** Begin Supplied data **

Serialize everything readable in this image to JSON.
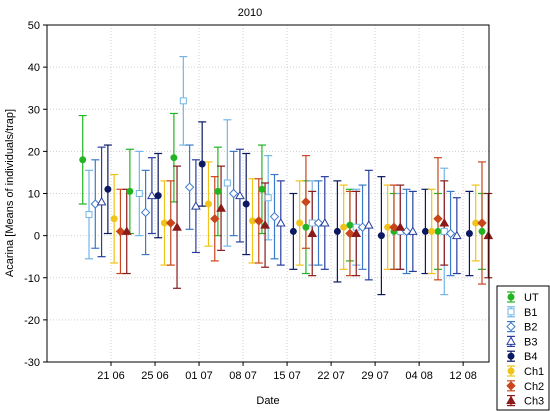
{
  "chart_data": {
    "type": "scatter",
    "title": "2010",
    "xlabel": "Date",
    "ylabel": "Acarina [Means of individuals/trap]",
    "ylim": [
      -30,
      50
    ],
    "yticks": [
      "-30",
      "-20",
      "-10",
      "0",
      "10",
      "20",
      "30",
      "40",
      "50"
    ],
    "xlim": [
      0,
      66
    ],
    "xticks": [
      {
        "x": 7,
        "label": "21 06"
      },
      {
        "x": 14,
        "label": "25 06"
      },
      {
        "x": 21,
        "label": "01 07"
      },
      {
        "x": 28,
        "label": "08 07"
      },
      {
        "x": 35,
        "label": "15 07"
      },
      {
        "x": 42,
        "label": "22 07"
      },
      {
        "x": 49,
        "label": "29 07"
      },
      {
        "x": 56,
        "label": "04 08"
      },
      {
        "x": 63,
        "label": "12 08"
      }
    ],
    "grid": true,
    "legend_position": "right",
    "error_bars": "vertical",
    "series": [
      {
        "name": "UT",
        "color": "#22b522",
        "marker": "circle-filled",
        "points": [
          [
            2.5,
            18,
            10.5
          ],
          [
            10,
            10.5,
            10
          ],
          [
            17,
            18.5,
            10.5
          ],
          [
            24,
            10.5,
            10.5
          ],
          [
            31,
            11,
            10.5
          ],
          [
            38,
            2,
            11
          ],
          [
            45,
            2.5,
            8.5
          ],
          [
            52,
            1,
            9
          ],
          [
            59,
            1,
            9
          ],
          [
            66,
            1,
            9
          ]
        ]
      },
      {
        "name": "B1",
        "color": "#73b6e6",
        "marker": "square-open",
        "points": [
          [
            3.5,
            5,
            10.5
          ],
          [
            11.5,
            10,
            10
          ],
          [
            18.5,
            32,
            10.5
          ],
          [
            25.5,
            12.5,
            15
          ],
          [
            32,
            9,
            10
          ],
          [
            39,
            3,
            10
          ],
          [
            46,
            2,
            9
          ],
          [
            53,
            1,
            9
          ],
          [
            60,
            1,
            15
          ]
        ]
      },
      {
        "name": "B2",
        "color": "#3b7ac9",
        "marker": "diamond-open",
        "points": [
          [
            4.5,
            7.5,
            10.5
          ],
          [
            12.5,
            5.5,
            10
          ],
          [
            19.5,
            11.5,
            10
          ],
          [
            26.5,
            10,
            10
          ],
          [
            33,
            4.5,
            10
          ],
          [
            40,
            3,
            10
          ],
          [
            47,
            2,
            10
          ],
          [
            54,
            1,
            10
          ],
          [
            61,
            0.5,
            10
          ]
        ]
      },
      {
        "name": "B3",
        "color": "#283e9e",
        "marker": "triangle-open",
        "points": [
          [
            5.5,
            8,
            13
          ],
          [
            13.5,
            9.5,
            9
          ],
          [
            20.5,
            7,
            11
          ],
          [
            27.5,
            9.5,
            11
          ],
          [
            34,
            3,
            10
          ],
          [
            41,
            3,
            11
          ],
          [
            48,
            2.5,
            13
          ],
          [
            55,
            1,
            9.5
          ],
          [
            62,
            0,
            9
          ]
        ]
      },
      {
        "name": "B4",
        "color": "#0c1960",
        "marker": "circle-filled",
        "points": [
          [
            6.5,
            11,
            10.5
          ],
          [
            14.5,
            9.5,
            10
          ],
          [
            21.5,
            17,
            10
          ],
          [
            28.5,
            7.5,
            12
          ],
          [
            36,
            1,
            9
          ],
          [
            43,
            1,
            12
          ],
          [
            50,
            0,
            14
          ],
          [
            57,
            1,
            10
          ],
          [
            64,
            0.5,
            10
          ]
        ]
      },
      {
        "name": "Ch1",
        "color": "#f0c419",
        "marker": "circle-filled",
        "points": [
          [
            7.5,
            4,
            10.5
          ],
          [
            15.5,
            3,
            10
          ],
          [
            22.5,
            7.5,
            10
          ],
          [
            29.5,
            3.5,
            10
          ],
          [
            37,
            3,
            10
          ],
          [
            44,
            2,
            10
          ],
          [
            51,
            2,
            10
          ],
          [
            58,
            1,
            10
          ],
          [
            65,
            3,
            9
          ]
        ]
      },
      {
        "name": "Ch2",
        "color": "#c9461d",
        "marker": "diamond-filled",
        "points": [
          [
            8.5,
            1,
            10
          ],
          [
            16.5,
            3,
            10
          ],
          [
            23.5,
            4,
            10
          ],
          [
            30.5,
            3.5,
            10
          ],
          [
            38,
            8,
            11
          ],
          [
            45,
            0.5,
            10
          ],
          [
            52,
            2,
            10
          ],
          [
            59,
            4,
            14.5
          ],
          [
            66,
            3,
            14.5
          ]
        ]
      },
      {
        "name": "Ch3",
        "color": "#8b1a1a",
        "marker": "triangle-filled",
        "points": [
          [
            9.5,
            1,
            10
          ],
          [
            17.5,
            2,
            14.5
          ],
          [
            24.5,
            6.5,
            10
          ],
          [
            31.5,
            2.5,
            10
          ],
          [
            39,
            0.5,
            10
          ],
          [
            46,
            0.5,
            10
          ],
          [
            53,
            2,
            10
          ],
          [
            60,
            3,
            10
          ],
          [
            67,
            0,
            10
          ]
        ]
      }
    ]
  }
}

** End Supplied data **

**Objective**
Pick out all lines containing the string "diamond".

**The output**
        "marker": "diamond-open",
        "marker": "diamond-filled",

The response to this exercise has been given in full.